--- Start of Given entries ---

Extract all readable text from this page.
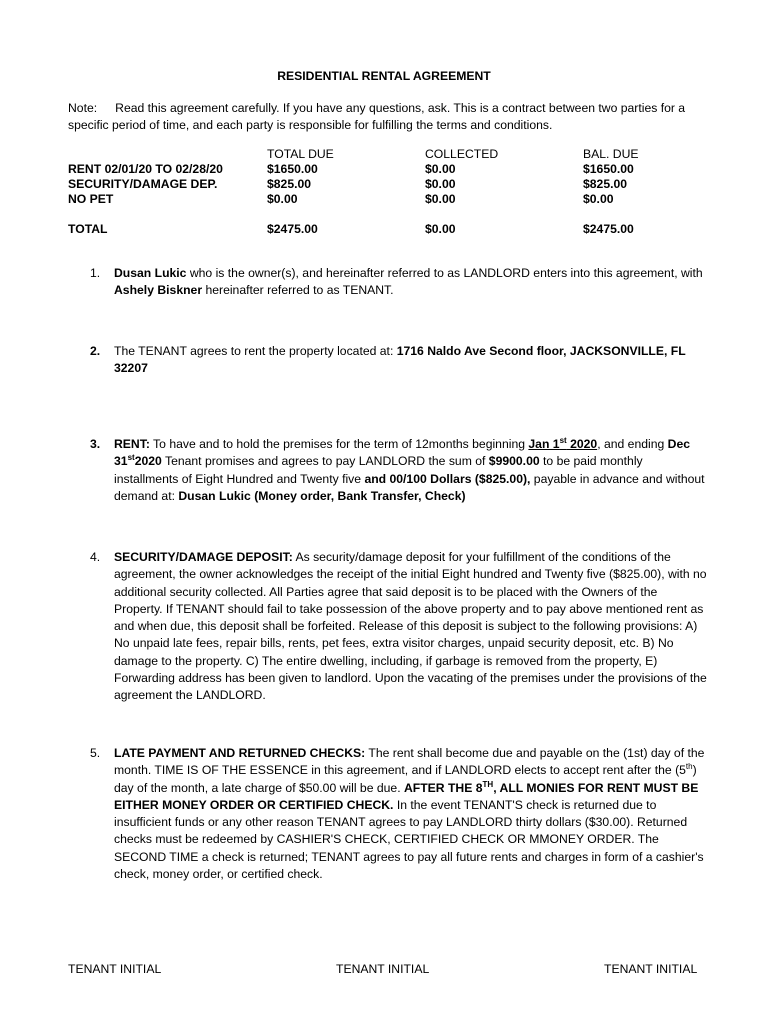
RESIDENTIAL RENTAL AGREEMENT
Note: Read this agreement carefully. If you have any questions, ask. This is a contract between two parties for a specific period of time, and each party is responsible for fulfilling the terms and conditions.
	TOTAL DUE	COLLECTED	BAL. DUE
RENT 02/01/20 TO 02/28/20	$1650.00	$0.00	$1650.00
SECURITY/DAMAGE DEP.	$825.00	$0.00	$825.00
NO PET	$0.00	$0.00	$0.00

TOTAL	$2475.00	$0.00	$2475.00
1. Dusan Lukic who is the owner(s), and hereinafter referred to as LANDLORD enters into this agreement, with Ashely Biskner hereinafter referred to as TENANT.
2. The TENANT agrees to rent the property located at: 1716 Naldo Ave Second floor, JACKSONVILLE, FL 32207
3. RENT: To have and to hold the premises for the term of 12months beginning Jan 1st 2020, and ending Dec 31st2020 Tenant promises and agrees to pay LANDLORD the sum of $9900.00 to be paid monthly installments of Eight Hundred and Twenty five and 00/100 Dollars ($825.00), payable in advance and without demand at: Dusan Lukic (Money order, Bank Transfer, Check)
4. SECURITY/DAMAGE DEPOSIT: As security/damage deposit for your fulfillment of the conditions of the agreement, the owner acknowledges the receipt of the initial Eight hundred and Twenty five ($825.00), with no additional security collected. All Parties agree that said deposit is to be placed with the Owners of the Property. If TENANT should fail to take possession of the above property and to pay above mentioned rent as and when due, this deposit shall be forfeited. Release of this deposit is subject to the following provisions: A) No unpaid late fees, repair bills, rents, pet fees, extra visitor charges, unpaid security deposit, etc. B) No damage to the property. C) The entire dwelling, including, if garbage is removed from the property, E) Forwarding address has been given to landlord. Upon the vacating of the premises under the provisions of the agreement the LANDLORD.
5. LATE PAYMENT AND RETURNED CHECKS: The rent shall become due and payable on the (1st) day of the month. TIME IS OF THE ESSENCE in this agreement, and if LANDLORD elects to accept rent after the (5th) day of the month, a late charge of $50.00 will be due. AFTER THE 8TH, ALL MONIES FOR RENT MUST BE EITHER MONEY ORDER OR CERTIFIED CHECK. In the event TENANT'S check is returned due to insufficient funds or any other reason TENANT agrees to pay LANDLORD thirty dollars ($30.00). Returned checks must be redeemed by CASHIER'S CHECK, CERTIFIED CHECK OR MMONEY ORDER. The SECOND TIME a check is returned; TENANT agrees to pay all future rents and charges in form of a cashier's check, money order, or certified check.
TENANT INITIAL	TENANT INITIAL	TENANT INITIAL
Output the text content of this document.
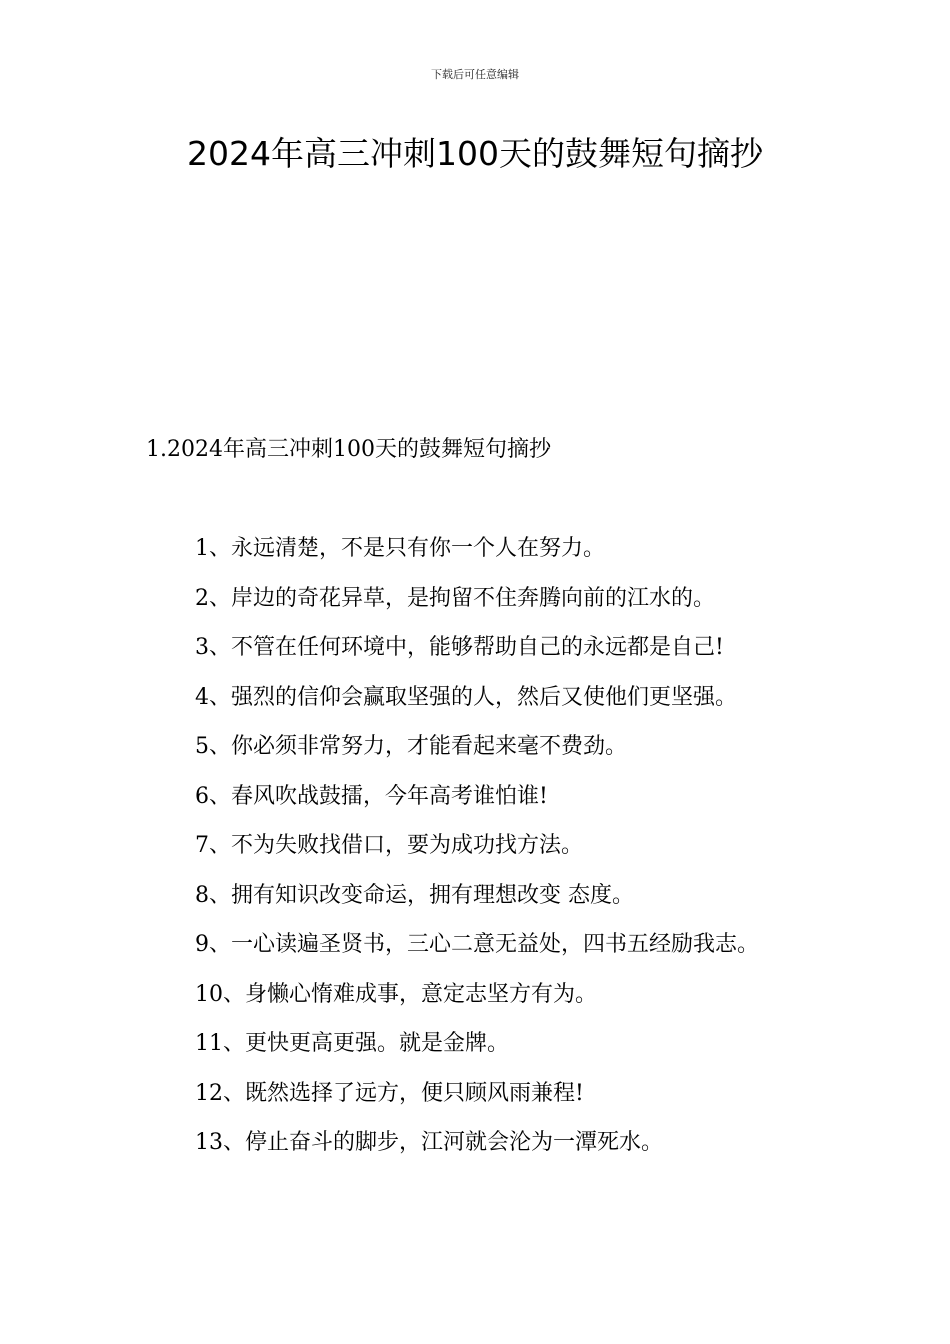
下载后可任意编辑
2024年高三冲刺100天的鼓舞短句摘抄
1.2024年高三冲刺100天的鼓舞短句摘抄

1、永远清楚，不是只有你一个人在努力。

2、岸边的奇花异草，是拘留不住奔腾向前的江水的。

3、不管在任何环境中，能够帮助自己的永远都是自己!

4、强烈的信仰会赢取坚强的人，然后又使他们更坚强。

5、你必须非常努力，才能看起来毫不费劲。

6、春风吹战鼓擂，今年高考谁怕谁!

7、不为失败找借口，要为成功找方法。

8、拥有知识改变命运，拥有理想改变 态度。

9、一心读遍圣贤书，三心二意无益处，四书五经励我志。

10、身懒心惰难成事，意定志坚方有为。

11、更快更高更强。就是金牌。

12、既然选择了远方，便只顾风雨兼程!

13、停止奋斗的脚步，江河就会沦为一潭死水。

--- End of Given entries ---

Your task: Set the listing down in full and exactly. Pictures within it should not appear in the copy.

Expected output:
Extract all readable text from this page.
RESIDENTIAL RENTAL AGREEMENT
Note: Read this agreement carefully. If you have any questions, ask. This is a contract between two parties for a specific period of time, and each party is responsible for fulfilling the terms and conditions.
	TOTAL DUE	COLLECTED	BAL. DUE
RENT 02/01/20 TO 02/28/20	$1650.00	$0.00	$1650.00
SECURITY/DAMAGE DEP.	$825.00	$0.00	$825.00
NO PET	$0.00	$0.00	$0.00

TOTAL	$2475.00	$0.00	$2475.00
1. Dusan Lukic who is the owner(s), and hereinafter referred to as LANDLORD enters into this agreement, with Ashely Biskner hereinafter referred to as TENANT.
2. The TENANT agrees to rent the property located at: 1716 Naldo Ave Second floor, JACKSONVILLE, FL 32207
3. RENT: To have and to hold the premises for the term of 12months beginning Jan 1st 2020, and ending Dec 31st2020 Tenant promises and agrees to pay LANDLORD the sum of $9900.00 to be paid monthly installments of Eight Hundred and Twenty five and 00/100 Dollars ($825.00), payable in advance and without demand at: Dusan Lukic (Money order, Bank Transfer, Check)
4. SECURITY/DAMAGE DEPOSIT: As security/damage deposit for your fulfillment of the conditions of the agreement, the owner acknowledges the receipt of the initial Eight hundred and Twenty five ($825.00), with no additional security collected. All Parties agree that said deposit is to be placed with the Owners of the Property. If TENANT should fail to take possession of the above property and to pay above mentioned rent as and when due, this deposit shall be forfeited. Release of this deposit is subject to the following provisions: A) No unpaid late fees, repair bills, rents, pet fees, extra visitor charges, unpaid security deposit, etc. B) No damage to the property. C) The entire dwelling, including, if garbage is removed from the property, E) Forwarding address has been given to landlord. Upon the vacating of the premises under the provisions of the agreement the LANDLORD.
5. LATE PAYMENT AND RETURNED CHECKS: The rent shall become due and payable on the (1st) day of the month. TIME IS OF THE ESSENCE in this agreement, and if LANDLORD elects to accept rent after the (5th) day of the month, a late charge of $50.00 will be due. AFTER THE 8TH, ALL MONIES FOR RENT MUST BE EITHER MONEY ORDER OR CERTIFIED CHECK. In the event TENANT'S check is returned due to insufficient funds or any other reason TENANT agrees to pay LANDLORD thirty dollars ($30.00). Returned checks must be redeemed by CASHIER'S CHECK, CERTIFIED CHECK OR MMONEY ORDER. The SECOND TIME a check is returned; TENANT agrees to pay all future rents and charges in form of a cashier's check, money order, or certified check.
TENANT INITIAL	TENANT INITIAL	TENANT INITIAL
Output the text content of this document.
下载后可任意编辑
2024年高三冲刺100天的鼓舞短句摘抄
1.2024年高三冲刺100天的鼓舞短句摘抄

1、永远清楚，不是只有你一个人在努力。

2、岸边的奇花异草，是拘留不住奔腾向前的江水的。

3、不管在任何环境中，能够帮助自己的永远都是自己!

4、强烈的信仰会赢取坚强的人，然后又使他们更坚强。

5、你必须非常努力，才能看起来毫不费劲。

6、春风吹战鼓擂，今年高考谁怕谁!

7、不为失败找借口，要为成功找方法。

8、拥有知识改变命运，拥有理想改变 态度。

9、一心读遍圣贤书，三心二意无益处，四书五经励我志。

10、身懒心惰难成事，意定志坚方有为。

11、更快更高更强。就是金牌。

12、既然选择了远方，便只顾风雨兼程!

13、停止奋斗的脚步，江河就会沦为一潭死水。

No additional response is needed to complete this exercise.